▸ **Required task**: Look through the data below. Show each line where the string "Moment" occurs.

▸ **Record excerpts**:
--- BEGIN ---

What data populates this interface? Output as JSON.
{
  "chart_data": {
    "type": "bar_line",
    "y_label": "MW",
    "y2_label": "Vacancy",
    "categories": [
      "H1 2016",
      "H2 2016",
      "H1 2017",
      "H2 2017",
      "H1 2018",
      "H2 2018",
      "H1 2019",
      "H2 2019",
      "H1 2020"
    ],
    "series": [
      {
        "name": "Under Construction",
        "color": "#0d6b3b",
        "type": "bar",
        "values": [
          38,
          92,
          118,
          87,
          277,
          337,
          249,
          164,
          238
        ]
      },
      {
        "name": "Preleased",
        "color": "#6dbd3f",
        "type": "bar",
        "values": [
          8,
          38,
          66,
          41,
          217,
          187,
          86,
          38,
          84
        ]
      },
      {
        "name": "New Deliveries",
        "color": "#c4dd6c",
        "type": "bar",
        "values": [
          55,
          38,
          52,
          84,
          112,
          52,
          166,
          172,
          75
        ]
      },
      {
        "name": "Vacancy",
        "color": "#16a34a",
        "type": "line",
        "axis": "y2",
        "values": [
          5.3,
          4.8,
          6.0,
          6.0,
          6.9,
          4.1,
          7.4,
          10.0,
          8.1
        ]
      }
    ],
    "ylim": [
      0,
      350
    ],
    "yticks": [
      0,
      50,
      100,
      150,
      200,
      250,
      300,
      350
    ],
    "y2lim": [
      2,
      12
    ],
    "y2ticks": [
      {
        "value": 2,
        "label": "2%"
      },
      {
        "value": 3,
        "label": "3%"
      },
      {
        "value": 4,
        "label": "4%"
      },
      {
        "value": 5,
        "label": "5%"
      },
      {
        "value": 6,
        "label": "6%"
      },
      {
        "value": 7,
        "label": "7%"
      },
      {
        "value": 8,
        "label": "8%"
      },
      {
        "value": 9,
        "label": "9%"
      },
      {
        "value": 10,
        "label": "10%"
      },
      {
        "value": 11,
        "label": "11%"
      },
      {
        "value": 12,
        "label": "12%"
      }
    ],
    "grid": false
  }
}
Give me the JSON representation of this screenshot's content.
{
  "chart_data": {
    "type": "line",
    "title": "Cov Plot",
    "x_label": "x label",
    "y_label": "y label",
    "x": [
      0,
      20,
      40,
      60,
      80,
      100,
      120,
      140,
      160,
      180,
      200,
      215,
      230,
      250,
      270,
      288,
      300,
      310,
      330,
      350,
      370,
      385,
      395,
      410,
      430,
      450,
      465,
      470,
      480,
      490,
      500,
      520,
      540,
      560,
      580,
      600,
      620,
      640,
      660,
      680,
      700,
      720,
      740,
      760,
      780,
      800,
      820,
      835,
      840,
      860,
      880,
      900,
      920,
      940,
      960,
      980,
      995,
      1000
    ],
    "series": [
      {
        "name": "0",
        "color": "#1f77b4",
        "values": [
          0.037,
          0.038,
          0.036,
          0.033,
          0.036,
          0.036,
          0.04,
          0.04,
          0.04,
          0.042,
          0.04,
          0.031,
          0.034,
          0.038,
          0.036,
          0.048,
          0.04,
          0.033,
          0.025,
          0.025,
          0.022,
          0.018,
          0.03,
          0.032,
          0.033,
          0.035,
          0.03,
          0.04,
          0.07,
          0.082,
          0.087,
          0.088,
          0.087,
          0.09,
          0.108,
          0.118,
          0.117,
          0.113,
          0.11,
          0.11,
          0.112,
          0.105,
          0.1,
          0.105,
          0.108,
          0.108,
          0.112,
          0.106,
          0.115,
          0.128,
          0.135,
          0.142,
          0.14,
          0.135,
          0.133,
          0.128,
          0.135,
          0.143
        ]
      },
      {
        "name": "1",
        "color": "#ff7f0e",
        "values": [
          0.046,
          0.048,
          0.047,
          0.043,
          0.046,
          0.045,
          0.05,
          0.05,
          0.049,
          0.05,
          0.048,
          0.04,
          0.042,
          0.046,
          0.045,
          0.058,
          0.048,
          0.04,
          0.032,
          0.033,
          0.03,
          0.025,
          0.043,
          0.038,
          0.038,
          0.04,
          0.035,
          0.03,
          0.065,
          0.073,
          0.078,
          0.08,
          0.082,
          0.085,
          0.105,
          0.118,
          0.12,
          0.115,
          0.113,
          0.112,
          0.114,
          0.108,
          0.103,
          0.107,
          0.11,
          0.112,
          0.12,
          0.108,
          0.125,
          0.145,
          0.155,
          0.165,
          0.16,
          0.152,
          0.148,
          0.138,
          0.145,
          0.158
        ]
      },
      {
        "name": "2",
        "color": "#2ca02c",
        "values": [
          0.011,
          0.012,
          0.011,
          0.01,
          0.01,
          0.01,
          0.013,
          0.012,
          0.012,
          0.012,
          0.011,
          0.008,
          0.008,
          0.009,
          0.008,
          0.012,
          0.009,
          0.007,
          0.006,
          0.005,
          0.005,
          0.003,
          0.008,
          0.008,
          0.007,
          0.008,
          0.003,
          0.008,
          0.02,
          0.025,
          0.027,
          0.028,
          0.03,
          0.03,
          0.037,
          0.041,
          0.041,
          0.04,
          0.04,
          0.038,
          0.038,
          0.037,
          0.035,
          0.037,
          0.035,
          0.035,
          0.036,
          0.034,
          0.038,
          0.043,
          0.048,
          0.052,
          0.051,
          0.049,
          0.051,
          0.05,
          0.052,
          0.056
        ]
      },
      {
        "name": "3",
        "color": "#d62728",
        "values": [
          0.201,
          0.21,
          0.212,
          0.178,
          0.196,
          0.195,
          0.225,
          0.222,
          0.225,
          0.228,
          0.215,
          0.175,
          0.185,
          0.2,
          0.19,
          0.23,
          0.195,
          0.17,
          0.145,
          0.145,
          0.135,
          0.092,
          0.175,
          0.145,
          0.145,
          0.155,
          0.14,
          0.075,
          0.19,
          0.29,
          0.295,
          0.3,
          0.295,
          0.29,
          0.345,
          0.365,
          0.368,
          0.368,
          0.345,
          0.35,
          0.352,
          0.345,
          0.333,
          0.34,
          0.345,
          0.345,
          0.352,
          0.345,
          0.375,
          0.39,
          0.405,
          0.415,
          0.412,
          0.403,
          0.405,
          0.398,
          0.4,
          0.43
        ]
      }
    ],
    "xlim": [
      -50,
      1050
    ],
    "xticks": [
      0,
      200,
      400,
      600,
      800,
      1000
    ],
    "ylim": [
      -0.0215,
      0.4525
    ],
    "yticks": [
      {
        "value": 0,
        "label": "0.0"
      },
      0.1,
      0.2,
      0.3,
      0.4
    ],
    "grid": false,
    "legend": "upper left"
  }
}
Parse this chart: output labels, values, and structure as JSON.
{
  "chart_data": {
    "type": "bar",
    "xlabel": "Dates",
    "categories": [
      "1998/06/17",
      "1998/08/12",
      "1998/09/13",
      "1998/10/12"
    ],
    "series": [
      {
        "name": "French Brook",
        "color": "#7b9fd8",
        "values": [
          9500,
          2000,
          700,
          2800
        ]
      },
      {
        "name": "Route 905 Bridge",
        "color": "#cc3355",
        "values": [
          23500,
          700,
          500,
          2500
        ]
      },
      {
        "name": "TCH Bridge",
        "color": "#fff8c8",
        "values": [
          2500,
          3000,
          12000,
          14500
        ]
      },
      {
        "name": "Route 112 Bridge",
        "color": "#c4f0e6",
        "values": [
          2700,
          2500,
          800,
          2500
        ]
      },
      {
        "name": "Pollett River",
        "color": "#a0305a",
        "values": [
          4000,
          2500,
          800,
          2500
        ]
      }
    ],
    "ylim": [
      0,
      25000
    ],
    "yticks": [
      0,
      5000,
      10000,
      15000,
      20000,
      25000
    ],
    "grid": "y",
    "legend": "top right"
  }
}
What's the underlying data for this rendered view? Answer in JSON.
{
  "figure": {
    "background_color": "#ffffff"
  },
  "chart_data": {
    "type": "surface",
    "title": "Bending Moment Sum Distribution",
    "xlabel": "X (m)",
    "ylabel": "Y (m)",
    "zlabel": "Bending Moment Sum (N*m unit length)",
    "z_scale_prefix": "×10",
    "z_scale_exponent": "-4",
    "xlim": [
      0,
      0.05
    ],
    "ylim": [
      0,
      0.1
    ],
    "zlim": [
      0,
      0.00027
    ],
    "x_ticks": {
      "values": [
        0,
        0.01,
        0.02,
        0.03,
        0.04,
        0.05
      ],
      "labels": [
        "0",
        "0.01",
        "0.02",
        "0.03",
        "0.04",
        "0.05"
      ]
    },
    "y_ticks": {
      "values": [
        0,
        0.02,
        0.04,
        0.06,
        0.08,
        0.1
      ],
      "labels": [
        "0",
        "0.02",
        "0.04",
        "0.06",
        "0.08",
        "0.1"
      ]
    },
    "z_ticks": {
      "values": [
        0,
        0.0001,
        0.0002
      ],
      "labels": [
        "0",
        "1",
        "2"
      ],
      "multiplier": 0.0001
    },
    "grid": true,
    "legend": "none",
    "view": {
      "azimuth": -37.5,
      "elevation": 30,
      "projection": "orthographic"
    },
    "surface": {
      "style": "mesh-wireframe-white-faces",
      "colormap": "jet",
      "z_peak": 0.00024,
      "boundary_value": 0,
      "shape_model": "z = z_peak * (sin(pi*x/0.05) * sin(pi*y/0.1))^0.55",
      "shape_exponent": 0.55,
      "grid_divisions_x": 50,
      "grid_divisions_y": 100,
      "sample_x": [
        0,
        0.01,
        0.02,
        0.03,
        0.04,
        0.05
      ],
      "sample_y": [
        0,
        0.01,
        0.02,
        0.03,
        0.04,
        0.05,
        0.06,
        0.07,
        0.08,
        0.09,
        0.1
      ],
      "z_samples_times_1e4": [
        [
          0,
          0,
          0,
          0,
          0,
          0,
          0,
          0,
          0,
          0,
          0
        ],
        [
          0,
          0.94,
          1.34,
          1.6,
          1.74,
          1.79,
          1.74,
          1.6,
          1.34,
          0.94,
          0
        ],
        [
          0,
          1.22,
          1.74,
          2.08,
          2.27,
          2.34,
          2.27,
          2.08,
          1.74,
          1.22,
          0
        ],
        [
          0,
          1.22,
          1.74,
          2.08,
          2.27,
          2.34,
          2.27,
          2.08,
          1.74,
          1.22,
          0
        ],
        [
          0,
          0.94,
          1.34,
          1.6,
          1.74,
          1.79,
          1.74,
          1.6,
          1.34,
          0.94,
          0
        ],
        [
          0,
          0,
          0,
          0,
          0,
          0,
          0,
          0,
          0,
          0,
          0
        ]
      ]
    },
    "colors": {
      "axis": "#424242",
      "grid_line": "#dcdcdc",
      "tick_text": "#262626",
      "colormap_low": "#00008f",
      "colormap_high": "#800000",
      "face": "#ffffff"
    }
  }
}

--- END ---

▸ **Written solution**:
    "title": "Bending Moment Sum Distribution",
    "zlabel": "Bending Moment Sum (N*m unit length)",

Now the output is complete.